**Objective**. Search the data below for the word "subtitle" and copy each line that holds it.

**Data to use**.
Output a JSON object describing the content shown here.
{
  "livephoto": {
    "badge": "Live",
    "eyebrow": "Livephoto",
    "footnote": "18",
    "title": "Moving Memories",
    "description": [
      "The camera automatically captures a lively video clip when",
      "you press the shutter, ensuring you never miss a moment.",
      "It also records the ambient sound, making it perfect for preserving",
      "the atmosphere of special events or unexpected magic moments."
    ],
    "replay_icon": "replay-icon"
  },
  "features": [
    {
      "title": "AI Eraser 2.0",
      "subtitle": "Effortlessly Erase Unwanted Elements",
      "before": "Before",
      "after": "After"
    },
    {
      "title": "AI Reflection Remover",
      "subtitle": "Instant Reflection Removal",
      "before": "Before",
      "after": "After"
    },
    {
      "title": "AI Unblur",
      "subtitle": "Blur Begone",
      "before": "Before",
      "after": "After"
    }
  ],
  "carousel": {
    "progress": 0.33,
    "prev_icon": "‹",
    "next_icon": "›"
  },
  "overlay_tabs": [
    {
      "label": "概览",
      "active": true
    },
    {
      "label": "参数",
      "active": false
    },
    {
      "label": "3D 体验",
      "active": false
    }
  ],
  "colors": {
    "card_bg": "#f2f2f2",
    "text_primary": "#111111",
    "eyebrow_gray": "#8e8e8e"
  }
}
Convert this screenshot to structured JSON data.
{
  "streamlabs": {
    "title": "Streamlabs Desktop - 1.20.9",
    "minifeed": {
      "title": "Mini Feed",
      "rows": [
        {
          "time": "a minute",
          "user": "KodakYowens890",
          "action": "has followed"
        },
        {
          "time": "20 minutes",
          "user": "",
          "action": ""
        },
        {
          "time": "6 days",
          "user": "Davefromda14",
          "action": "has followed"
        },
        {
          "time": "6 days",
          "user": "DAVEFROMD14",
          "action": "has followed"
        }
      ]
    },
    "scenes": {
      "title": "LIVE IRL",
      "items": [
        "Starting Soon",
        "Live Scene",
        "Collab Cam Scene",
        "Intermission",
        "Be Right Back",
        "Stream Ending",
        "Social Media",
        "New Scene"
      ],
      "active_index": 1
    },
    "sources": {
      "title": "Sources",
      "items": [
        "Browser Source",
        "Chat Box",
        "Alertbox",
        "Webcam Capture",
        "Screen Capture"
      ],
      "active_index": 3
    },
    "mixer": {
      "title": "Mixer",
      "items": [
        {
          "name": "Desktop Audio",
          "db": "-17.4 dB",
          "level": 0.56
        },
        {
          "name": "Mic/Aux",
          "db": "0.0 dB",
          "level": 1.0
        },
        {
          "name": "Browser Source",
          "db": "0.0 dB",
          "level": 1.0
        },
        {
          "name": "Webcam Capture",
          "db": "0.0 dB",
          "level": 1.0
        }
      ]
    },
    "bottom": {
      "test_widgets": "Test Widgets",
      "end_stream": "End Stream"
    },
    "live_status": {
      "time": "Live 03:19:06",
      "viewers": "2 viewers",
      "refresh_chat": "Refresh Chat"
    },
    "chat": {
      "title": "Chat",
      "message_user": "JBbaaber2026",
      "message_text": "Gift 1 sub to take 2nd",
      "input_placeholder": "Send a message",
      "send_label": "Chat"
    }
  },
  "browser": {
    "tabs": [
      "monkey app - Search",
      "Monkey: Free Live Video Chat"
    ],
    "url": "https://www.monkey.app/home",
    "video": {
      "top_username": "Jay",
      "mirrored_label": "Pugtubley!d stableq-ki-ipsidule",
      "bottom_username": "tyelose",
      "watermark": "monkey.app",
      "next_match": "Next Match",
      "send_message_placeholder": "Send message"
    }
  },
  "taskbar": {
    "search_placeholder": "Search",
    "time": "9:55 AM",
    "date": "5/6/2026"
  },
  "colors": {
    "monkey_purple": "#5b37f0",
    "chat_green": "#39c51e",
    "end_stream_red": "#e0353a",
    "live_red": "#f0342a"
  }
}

**Written solution**.
      "subtitle": "Effortlessly Erase Unwanted Elements",
      "subtitle": "Instant Reflection Removal",
      "subtitle": "Blur Begone",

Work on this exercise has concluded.